-- Instructions for the task --
Only the lines from the one with "Read all visible content and emit it as JSON." to the last line belong in your answer; write them out exactly and drop the pictures.

-- Data shown --

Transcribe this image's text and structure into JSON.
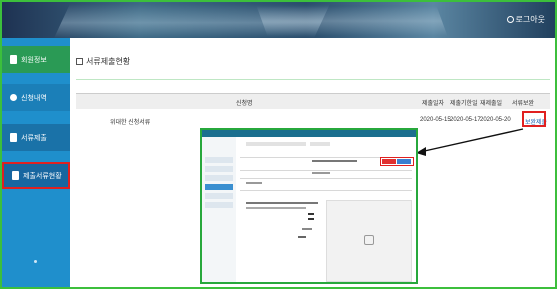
{
  "header": {
    "user_label": "로그아웃"
  },
  "sidebar": {
    "items": [
      {
        "label": "회원정보"
      },
      {
        "label": "신청내역"
      },
      {
        "label": "서류제출"
      },
      {
        "label": "제출서류현황"
      }
    ]
  },
  "main": {
    "title": "서류제출현황",
    "table": {
      "headers": [
        "신청명",
        "제출일자",
        "제출기한일",
        "재제출일",
        "서류보완"
      ],
      "rows": [
        {
          "name": "위대한 신청서류",
          "date1": "2020-05-15",
          "date2": "2020-05-17",
          "date3": "2020-05-20",
          "action": "보완제출"
        }
      ]
    }
  },
  "colors": {
    "sidebar_bg": "#1f8fcc",
    "highlight_red": "#e02020",
    "frame_green": "#3cbf3c"
  }
}
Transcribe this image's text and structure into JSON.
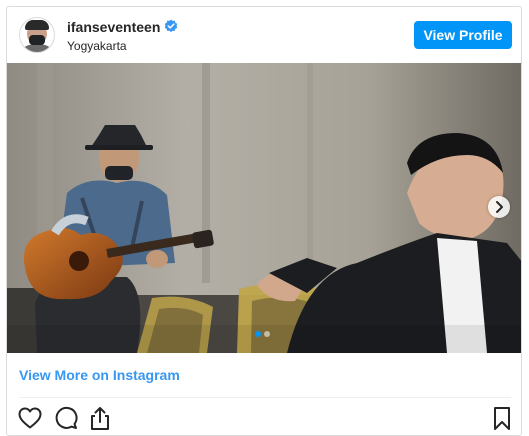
{
  "post": {
    "username": "ifanseventeen",
    "location": "Yogyakarta",
    "view_profile_label": "View Profile",
    "view_more_label": "View More on Instagram"
  },
  "carousel": {
    "current": 1,
    "total": 2
  },
  "icons": {
    "verified": "verified-badge-icon",
    "next": "chevron-right-icon",
    "like": "heart-icon",
    "comment": "comment-icon",
    "share": "share-icon",
    "save": "bookmark-icon"
  },
  "colors": {
    "accent": "#0095f6",
    "link": "#3897f0",
    "text": "#262626"
  }
}
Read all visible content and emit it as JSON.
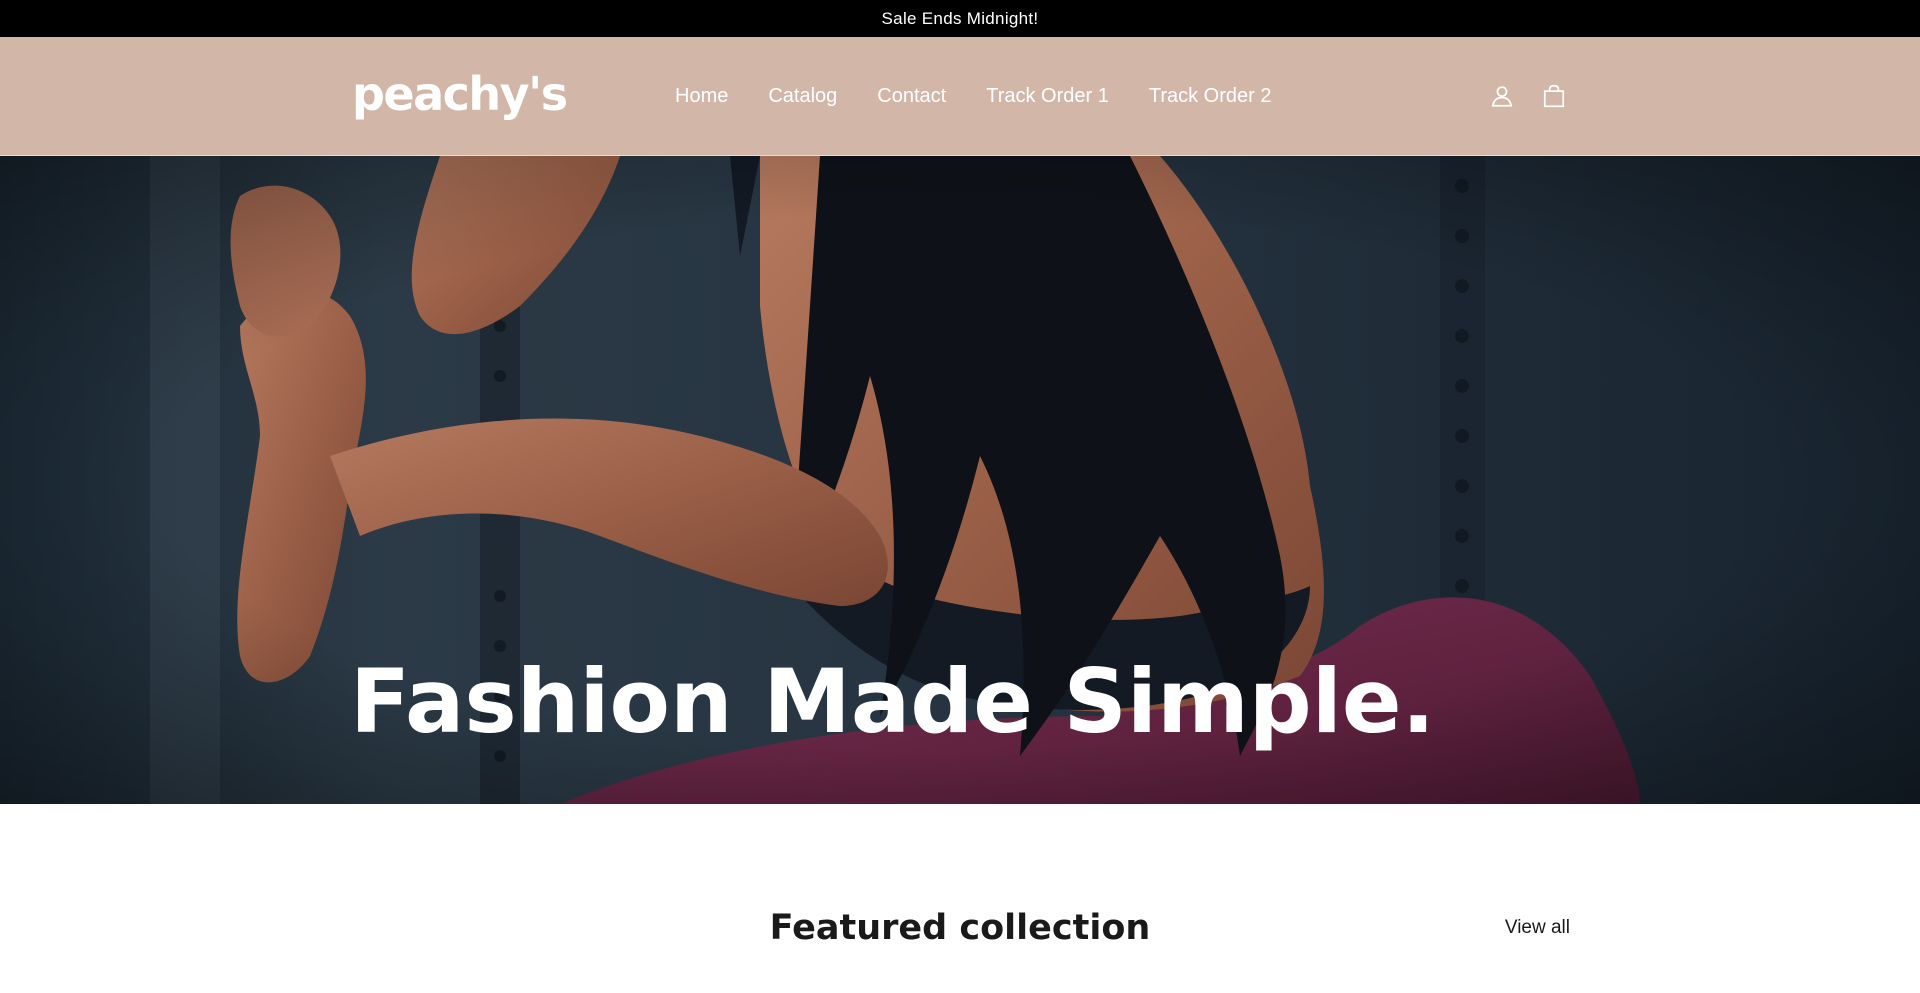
{
  "announcement": {
    "text": "Sale Ends Midnight!"
  },
  "header": {
    "logo": "peachy's",
    "nav": [
      {
        "label": "Home"
      },
      {
        "label": "Catalog"
      },
      {
        "label": "Contact"
      },
      {
        "label": "Track Order 1"
      },
      {
        "label": "Track Order 2"
      }
    ],
    "icons": [
      "account-icon",
      "cart-icon"
    ]
  },
  "hero": {
    "title": "Fashion Made Simple."
  },
  "featured": {
    "title": "Featured collection",
    "view_all": "View all"
  },
  "colors": {
    "announcement_bg": "#000000",
    "header_bg": "#d2b7a8",
    "hero_bg": "#243240",
    "legging": "#6a2646"
  }
}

-- Response to this task --
Read all visible content and emit it as JSON.
{
  "announcement": {
    "text": "Sale Ends Midnight!"
  },
  "header": {
    "logo": "peachy's",
    "nav": [
      {
        "label": "Home"
      },
      {
        "label": "Catalog"
      },
      {
        "label": "Contact"
      },
      {
        "label": "Track Order 1"
      },
      {
        "label": "Track Order 2"
      }
    ],
    "icons": [
      "account-icon",
      "cart-icon"
    ]
  },
  "hero": {
    "title": "Fashion Made Simple."
  },
  "featured": {
    "title": "Featured collection",
    "view_all": "View all"
  },
  "colors": {
    "announcement_bg": "#000000",
    "header_bg": "#d2b7a8",
    "hero_bg": "#243240",
    "legging": "#6a2646"
  }
}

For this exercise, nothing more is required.